((

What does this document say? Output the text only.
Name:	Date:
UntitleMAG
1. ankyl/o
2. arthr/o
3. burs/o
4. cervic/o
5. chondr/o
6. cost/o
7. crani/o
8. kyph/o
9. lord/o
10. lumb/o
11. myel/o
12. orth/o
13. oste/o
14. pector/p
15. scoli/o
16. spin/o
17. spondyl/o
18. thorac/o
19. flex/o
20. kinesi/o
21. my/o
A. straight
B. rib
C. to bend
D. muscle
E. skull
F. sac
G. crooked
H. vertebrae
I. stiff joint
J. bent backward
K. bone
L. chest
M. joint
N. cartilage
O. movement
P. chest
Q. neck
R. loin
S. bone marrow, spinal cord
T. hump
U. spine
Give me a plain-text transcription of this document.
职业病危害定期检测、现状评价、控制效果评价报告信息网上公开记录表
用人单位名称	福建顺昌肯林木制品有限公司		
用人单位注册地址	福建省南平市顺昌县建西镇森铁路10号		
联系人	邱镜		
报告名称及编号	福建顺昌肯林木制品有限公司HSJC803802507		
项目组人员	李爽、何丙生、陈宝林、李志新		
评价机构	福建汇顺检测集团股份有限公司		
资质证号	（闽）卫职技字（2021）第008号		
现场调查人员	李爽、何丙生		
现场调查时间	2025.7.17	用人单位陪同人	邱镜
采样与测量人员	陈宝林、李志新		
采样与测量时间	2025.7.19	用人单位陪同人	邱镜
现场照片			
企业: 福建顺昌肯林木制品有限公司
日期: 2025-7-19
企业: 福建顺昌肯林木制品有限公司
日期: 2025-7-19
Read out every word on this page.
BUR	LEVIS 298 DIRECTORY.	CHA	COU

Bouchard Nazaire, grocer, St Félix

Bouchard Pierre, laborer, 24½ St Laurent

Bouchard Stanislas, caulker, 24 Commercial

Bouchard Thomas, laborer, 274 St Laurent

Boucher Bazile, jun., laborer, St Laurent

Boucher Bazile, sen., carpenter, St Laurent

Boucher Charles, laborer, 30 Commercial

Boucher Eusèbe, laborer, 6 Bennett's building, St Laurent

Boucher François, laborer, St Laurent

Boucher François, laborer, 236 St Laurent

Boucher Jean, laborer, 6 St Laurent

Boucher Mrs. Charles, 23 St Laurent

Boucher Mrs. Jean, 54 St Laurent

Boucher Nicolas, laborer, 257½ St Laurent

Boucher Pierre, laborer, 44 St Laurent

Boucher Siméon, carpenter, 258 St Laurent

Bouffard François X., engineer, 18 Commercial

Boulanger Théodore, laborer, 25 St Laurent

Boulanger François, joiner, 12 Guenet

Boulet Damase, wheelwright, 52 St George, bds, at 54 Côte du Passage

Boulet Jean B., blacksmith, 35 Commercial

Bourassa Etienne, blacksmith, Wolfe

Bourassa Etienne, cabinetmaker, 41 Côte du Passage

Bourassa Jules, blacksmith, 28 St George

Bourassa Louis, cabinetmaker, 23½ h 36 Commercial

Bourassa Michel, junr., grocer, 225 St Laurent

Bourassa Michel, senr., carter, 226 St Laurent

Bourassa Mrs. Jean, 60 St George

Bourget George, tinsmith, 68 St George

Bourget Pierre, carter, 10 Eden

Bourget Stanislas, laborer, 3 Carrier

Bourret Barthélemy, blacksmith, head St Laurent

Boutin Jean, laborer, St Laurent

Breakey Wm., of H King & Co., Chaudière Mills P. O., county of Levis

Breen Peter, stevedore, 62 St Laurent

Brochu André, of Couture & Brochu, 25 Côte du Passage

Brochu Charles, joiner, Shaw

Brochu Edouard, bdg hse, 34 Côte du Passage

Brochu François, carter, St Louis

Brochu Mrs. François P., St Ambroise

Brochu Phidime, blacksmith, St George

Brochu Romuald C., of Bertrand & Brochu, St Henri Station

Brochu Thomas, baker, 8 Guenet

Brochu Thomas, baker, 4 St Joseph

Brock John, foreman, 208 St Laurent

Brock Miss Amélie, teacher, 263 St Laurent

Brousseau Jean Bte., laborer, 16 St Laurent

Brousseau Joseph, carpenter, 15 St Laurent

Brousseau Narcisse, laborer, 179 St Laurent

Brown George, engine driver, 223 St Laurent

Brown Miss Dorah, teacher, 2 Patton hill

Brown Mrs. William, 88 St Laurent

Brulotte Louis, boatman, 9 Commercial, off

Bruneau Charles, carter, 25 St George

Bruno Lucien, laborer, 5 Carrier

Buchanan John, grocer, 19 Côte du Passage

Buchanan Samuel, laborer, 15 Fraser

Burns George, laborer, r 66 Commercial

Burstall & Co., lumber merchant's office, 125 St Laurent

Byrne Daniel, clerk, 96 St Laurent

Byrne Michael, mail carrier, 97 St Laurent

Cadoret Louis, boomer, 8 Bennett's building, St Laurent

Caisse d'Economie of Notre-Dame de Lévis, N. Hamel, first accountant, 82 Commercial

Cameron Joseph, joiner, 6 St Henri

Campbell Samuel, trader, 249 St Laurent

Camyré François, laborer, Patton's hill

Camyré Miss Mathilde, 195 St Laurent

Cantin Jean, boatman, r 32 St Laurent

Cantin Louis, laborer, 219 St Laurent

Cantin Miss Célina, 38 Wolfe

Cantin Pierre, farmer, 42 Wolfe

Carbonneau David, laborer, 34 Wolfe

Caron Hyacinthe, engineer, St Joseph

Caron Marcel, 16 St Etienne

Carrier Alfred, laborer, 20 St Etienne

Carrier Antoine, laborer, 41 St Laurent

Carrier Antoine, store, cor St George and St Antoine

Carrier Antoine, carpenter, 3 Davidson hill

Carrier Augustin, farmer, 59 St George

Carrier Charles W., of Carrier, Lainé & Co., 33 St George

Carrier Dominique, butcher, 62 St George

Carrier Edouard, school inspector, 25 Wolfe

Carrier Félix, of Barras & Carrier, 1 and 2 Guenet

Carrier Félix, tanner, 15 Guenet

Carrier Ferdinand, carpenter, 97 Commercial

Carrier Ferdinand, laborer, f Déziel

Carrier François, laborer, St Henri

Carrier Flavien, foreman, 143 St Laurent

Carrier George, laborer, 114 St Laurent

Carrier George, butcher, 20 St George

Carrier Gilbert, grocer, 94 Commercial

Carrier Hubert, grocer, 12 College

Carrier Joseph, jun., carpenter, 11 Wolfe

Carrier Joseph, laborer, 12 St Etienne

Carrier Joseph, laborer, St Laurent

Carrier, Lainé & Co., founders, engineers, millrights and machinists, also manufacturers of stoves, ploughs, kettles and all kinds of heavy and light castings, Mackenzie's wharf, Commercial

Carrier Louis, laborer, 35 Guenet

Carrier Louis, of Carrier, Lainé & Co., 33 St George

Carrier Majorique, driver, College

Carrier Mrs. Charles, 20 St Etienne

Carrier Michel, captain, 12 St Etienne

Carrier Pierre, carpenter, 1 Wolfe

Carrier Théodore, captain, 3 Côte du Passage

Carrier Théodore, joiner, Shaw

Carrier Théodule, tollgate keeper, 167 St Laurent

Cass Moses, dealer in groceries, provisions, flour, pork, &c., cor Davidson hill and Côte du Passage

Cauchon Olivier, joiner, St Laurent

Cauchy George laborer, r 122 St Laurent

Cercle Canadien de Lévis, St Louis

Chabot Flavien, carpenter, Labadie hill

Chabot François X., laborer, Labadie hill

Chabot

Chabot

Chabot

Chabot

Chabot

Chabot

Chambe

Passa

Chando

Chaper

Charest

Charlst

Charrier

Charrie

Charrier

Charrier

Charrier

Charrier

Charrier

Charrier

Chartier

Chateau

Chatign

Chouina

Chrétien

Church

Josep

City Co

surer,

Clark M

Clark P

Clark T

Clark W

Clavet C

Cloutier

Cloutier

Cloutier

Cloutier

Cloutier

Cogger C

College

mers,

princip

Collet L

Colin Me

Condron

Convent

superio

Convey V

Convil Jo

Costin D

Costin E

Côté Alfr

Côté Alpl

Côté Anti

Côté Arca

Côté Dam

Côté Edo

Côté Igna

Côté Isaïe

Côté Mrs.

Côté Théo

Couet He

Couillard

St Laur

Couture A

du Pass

))

Given problem -
Pull out all lines containing "Buchanan".

Full answer -
Buchanan John, grocer, 19 Côte du Passage
Buchanan Samuel, laborer, 15 Fraser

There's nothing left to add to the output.